THE PROBLEM
Exclude images, then output the remaining data verbatim.

######

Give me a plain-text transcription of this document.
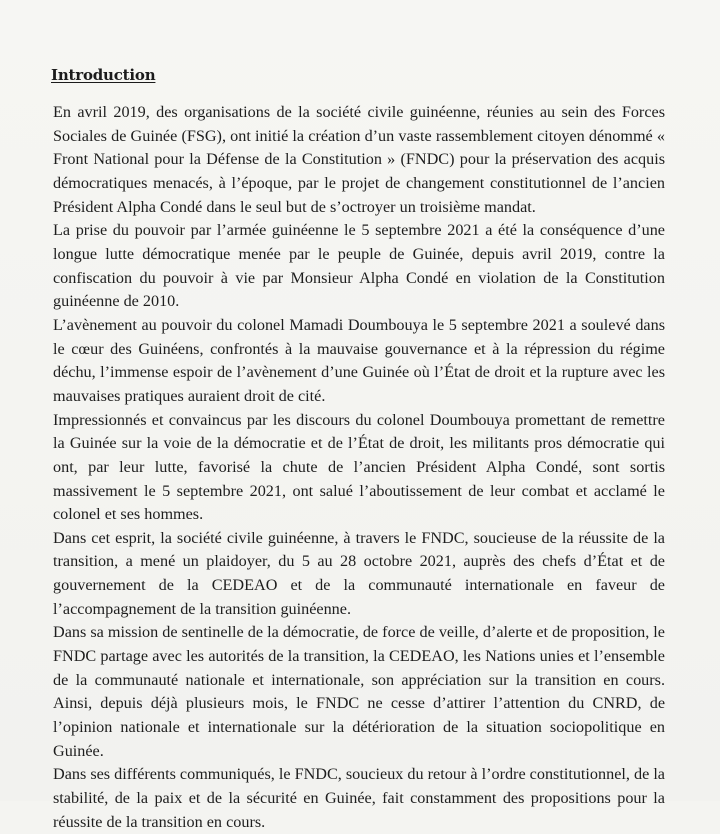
Introduction

En avril 2019, des organisations de la société civile guinéenne, réunies au sein des Forces Sociales de Guinée (FSG), ont initié la création d’un vaste rassemblement citoyen dénommé « Front National pour la Défense de la Constitution » (FNDC) pour la préservation des acquis démocratiques menacés, à l’époque, par le projet de changement constitutionnel de l’ancien Président Alpha Condé dans le seul but de s’octroyer un troisième mandat.

La prise du pouvoir par l’armée guinéenne le 5 septembre 2021 a été la conséquence d’une longue lutte démocratique menée par le peuple de Guinée, depuis avril 2019, contre la confiscation du pouvoir à vie par Monsieur Alpha Condé en violation de la Constitution guinéenne de 2010.

L’avènement au pouvoir du colonel Mamadi Doumbouya le 5 septembre 2021 a soulevé dans le cœur des Guinéens, confrontés à la mauvaise gouvernance et à la répression du régime déchu, l’immense espoir de l’avènement d’une Guinée où l’État de droit et la rupture avec les mauvaises pratiques auraient droit de cité.

Impressionnés et convaincus par les discours du colonel Doumbouya promettant de remettre la Guinée sur la voie de la démocratie et de l’État de droit, les militants pros démocratie qui ont, par leur lutte, favorisé la chute de l’ancien Président Alpha Condé, sont sortis massivement le 5 septembre 2021, ont salué l’aboutissement de leur combat et acclamé le colonel et ses hommes.

Dans cet esprit, la société civile guinéenne, à travers le FNDC, soucieuse de la réussite de la transition, a mené un plaidoyer, du 5 au 28 octobre 2021, auprès des chefs d’État et de gouvernement de la CEDEAO et de la communauté internationale en faveur de l’accompagnement de la transition guinéenne.

Dans sa mission de sentinelle de la démocratie, de force de veille, d’alerte et de proposition, le FNDC partage avec les autorités de la transition, la CEDEAO, les Nations unies et l’ensemble de la communauté nationale et internationale, son appréciation sur la transition en cours. Ainsi, depuis déjà plusieurs mois, le FNDC ne cesse d’attirer l’attention du CNRD, de l’opinion nationale et internationale sur la détérioration de la situation sociopolitique en Guinée.

Dans ses différents communiqués, le FNDC, soucieux du retour à l’ordre constitutionnel, de la stabilité, de la paix et de la sécurité en Guinée, fait constamment des propositions pour la réussite de la transition en cours.
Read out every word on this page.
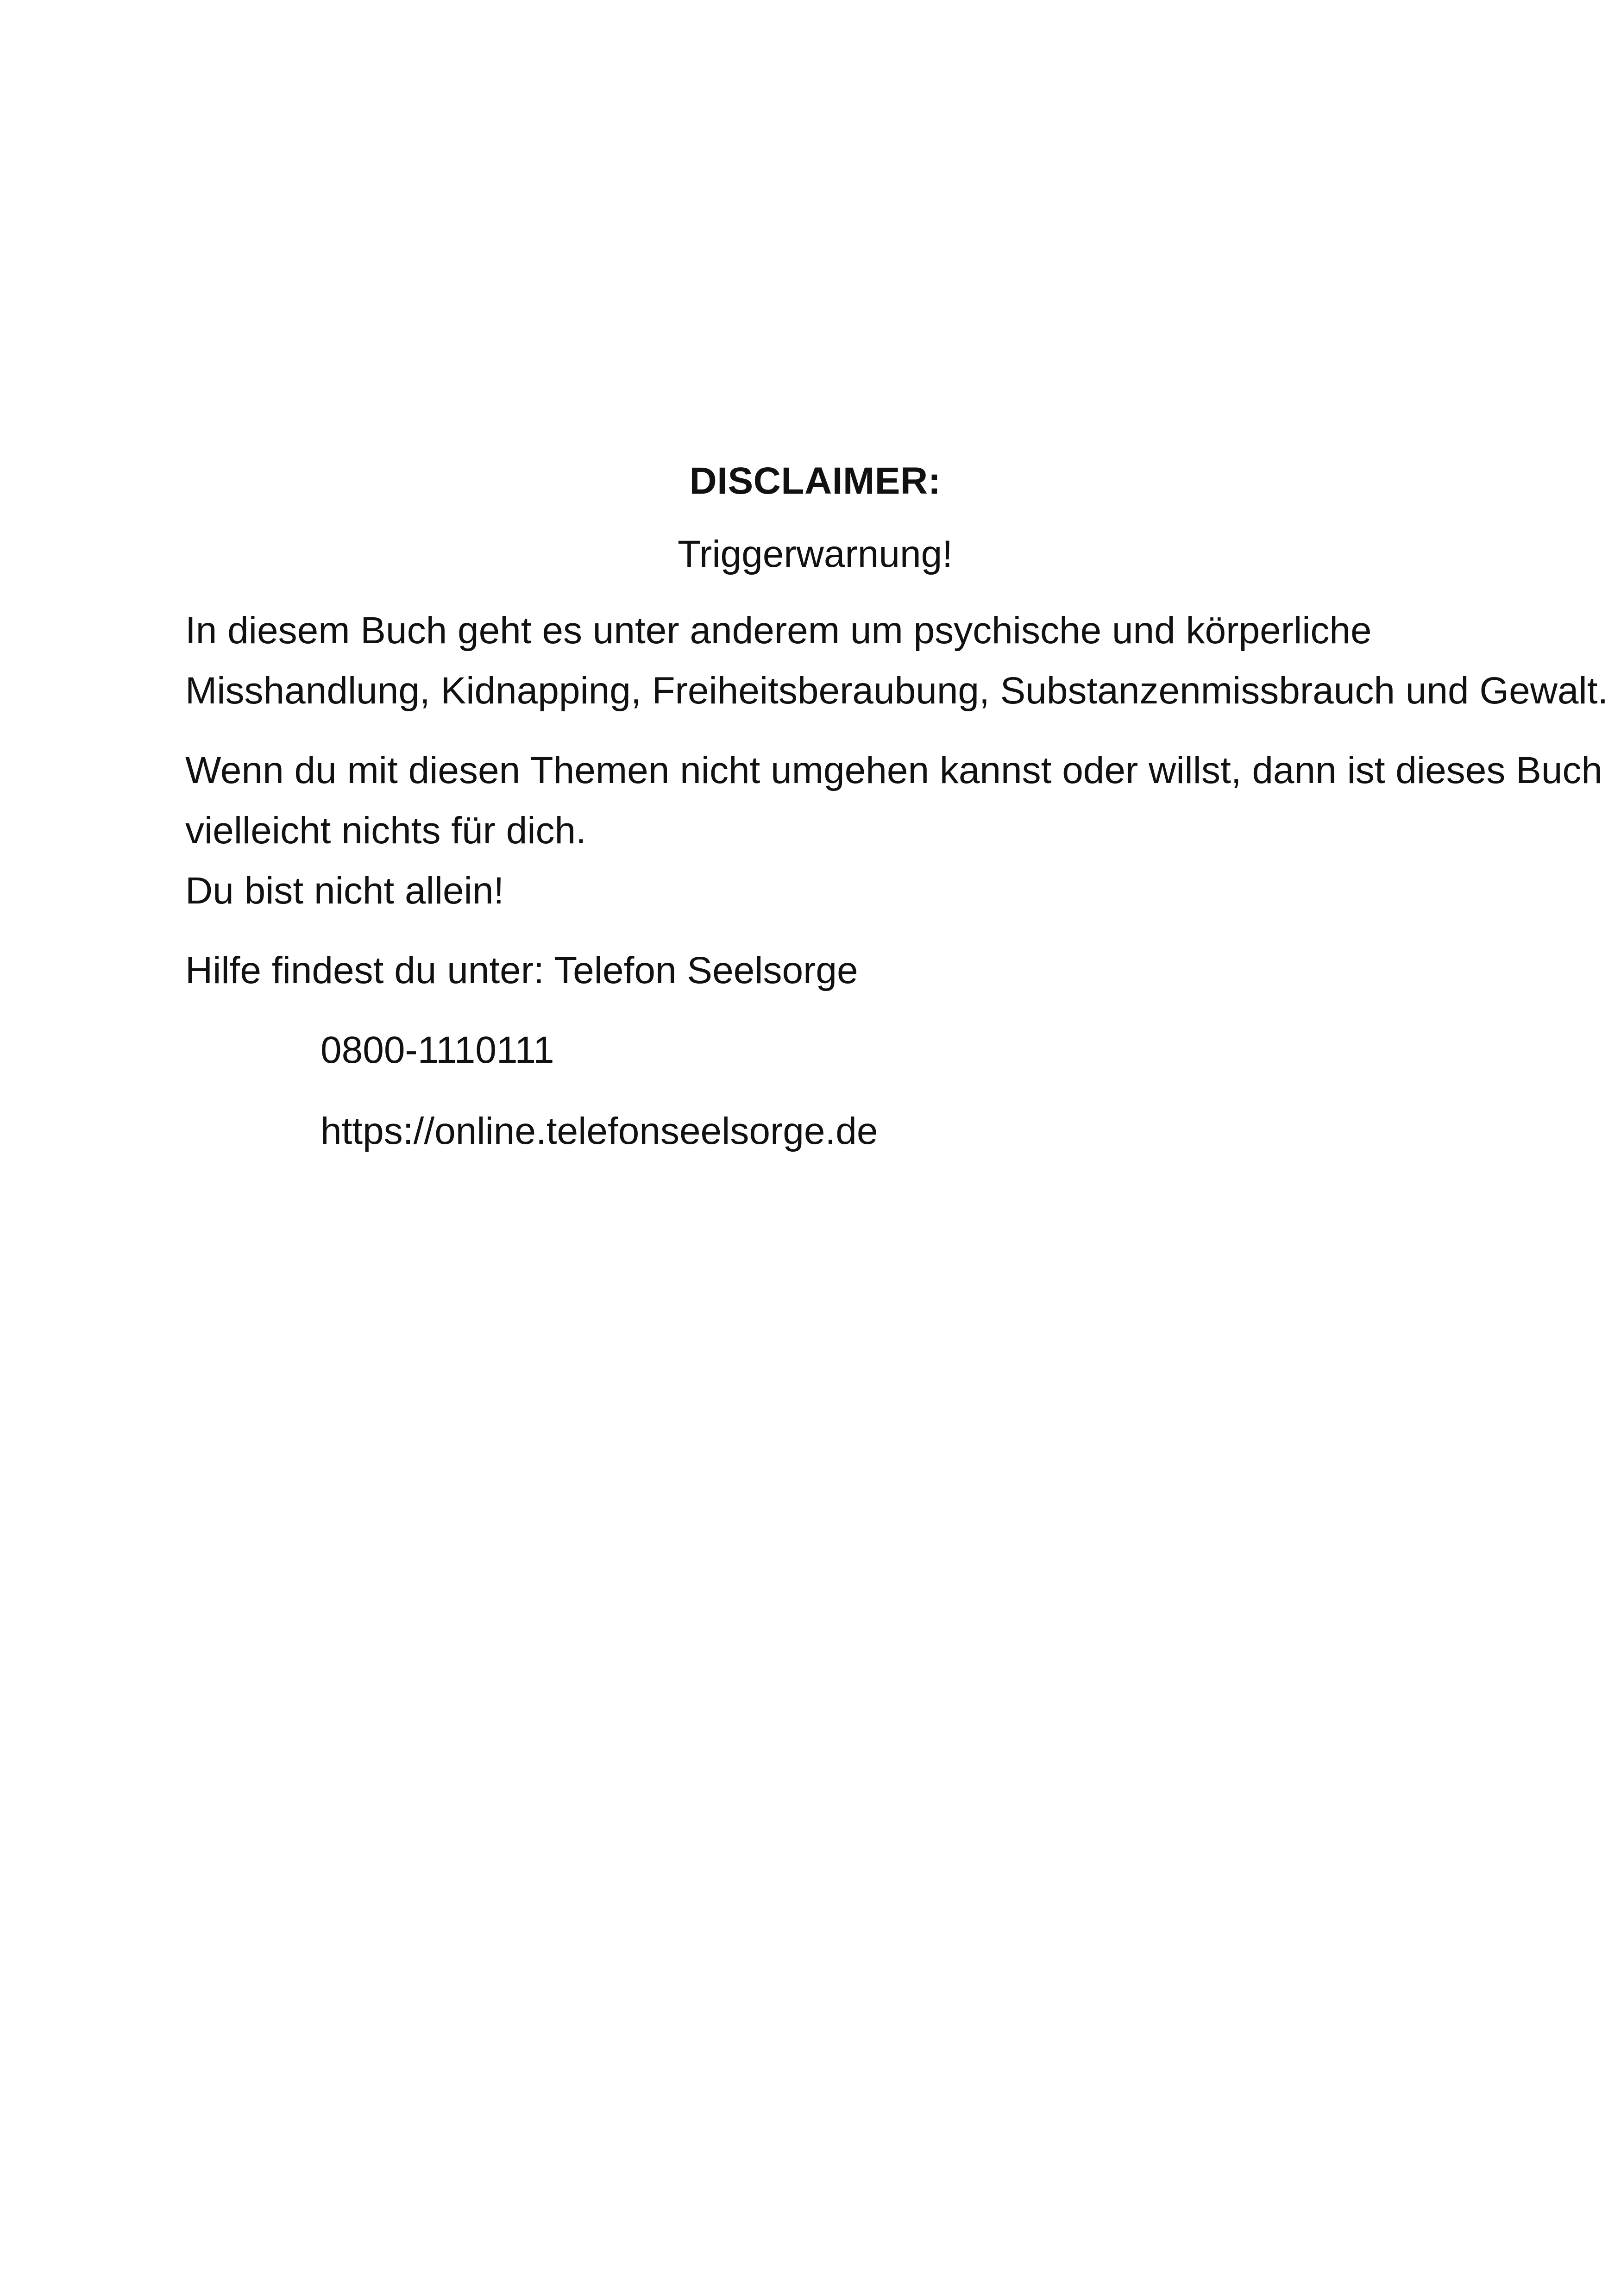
DISCLAIMER:
Triggerwarnung!
In diesem Buch geht es unter anderem um psychische und körperliche
Misshandlung, Kidnapping, Freiheitsberaubung, Substanzenmissbrauch und Gewalt.
Wenn du mit diesen Themen nicht umgehen kannst oder willst, dann ist dieses Buch
vielleicht nichts für dich.
Du bist nicht allein!
Hilfe findest du unter: Telefon Seelsorge
0800-1110111
https://online.telefonseelsorge.de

######

RESPONSE TO THIS TASK
Give me a plain-text transcription of this document.
Introduction

En avril 2019, des organisations de la société civile guinéenne, réunies au sein des Forces Sociales de Guinée (FSG), ont initié la création d’un vaste rassemblement citoyen dénommé « Front National pour la Défense de la Constitution » (FNDC) pour la préservation des acquis démocratiques menacés, à l’époque, par le projet de changement constitutionnel de l’ancien Président Alpha Condé dans le seul but de s’octroyer un troisième mandat.

La prise du pouvoir par l’armée guinéenne le 5 septembre 2021 a été la conséquence d’une longue lutte démocratique menée par le peuple de Guinée, depuis avril 2019, contre la confiscation du pouvoir à vie par Monsieur Alpha Condé en violation de la Constitution guinéenne de 2010.

L’avènement au pouvoir du colonel Mamadi Doumbouya le 5 septembre 2021 a soulevé dans le cœur des Guinéens, confrontés à la mauvaise gouvernance et à la répression du régime déchu, l’immense espoir de l’avènement d’une Guinée où l’État de droit et la rupture avec les mauvaises pratiques auraient droit de cité.

Impressionnés et convaincus par les discours du colonel Doumbouya promettant de remettre la Guinée sur la voie de la démocratie et de l’État de droit, les militants pros démocratie qui ont, par leur lutte, favorisé la chute de l’ancien Président Alpha Condé, sont sortis massivement le 5 septembre 2021, ont salué l’aboutissement de leur combat et acclamé le colonel et ses hommes.

Dans cet esprit, la société civile guinéenne, à travers le FNDC, soucieuse de la réussite de la transition, a mené un plaidoyer, du 5 au 28 octobre 2021, auprès des chefs d’État et de gouvernement de la CEDEAO et de la communauté internationale en faveur de l’accompagnement de la transition guinéenne.

Dans sa mission de sentinelle de la démocratie, de force de veille, d’alerte et de proposition, le FNDC partage avec les autorités de la transition, la CEDEAO, les Nations unies et l’ensemble de la communauté nationale et internationale, son appréciation sur la transition en cours. Ainsi, depuis déjà plusieurs mois, le FNDC ne cesse d’attirer l’attention du CNRD, de l’opinion nationale et internationale sur la détérioration de la situation sociopolitique en Guinée.

Dans ses différents communiqués, le FNDC, soucieux du retour à l’ordre constitutionnel, de la stabilité, de la paix et de la sécurité en Guinée, fait constamment des propositions pour la réussite de la transition en cours.
Read out every word on this page.
DISCLAIMER:
Triggerwarnung!
In diesem Buch geht es unter anderem um psychische und körperliche
Misshandlung, Kidnapping, Freiheitsberaubung, Substanzenmissbrauch und Gewalt.
Wenn du mit diesen Themen nicht umgehen kannst oder willst, dann ist dieses Buch
vielleicht nichts für dich.
Du bist nicht allein!
Hilfe findest du unter: Telefon Seelsorge
0800-1110111
https://online.telefonseelsorge.de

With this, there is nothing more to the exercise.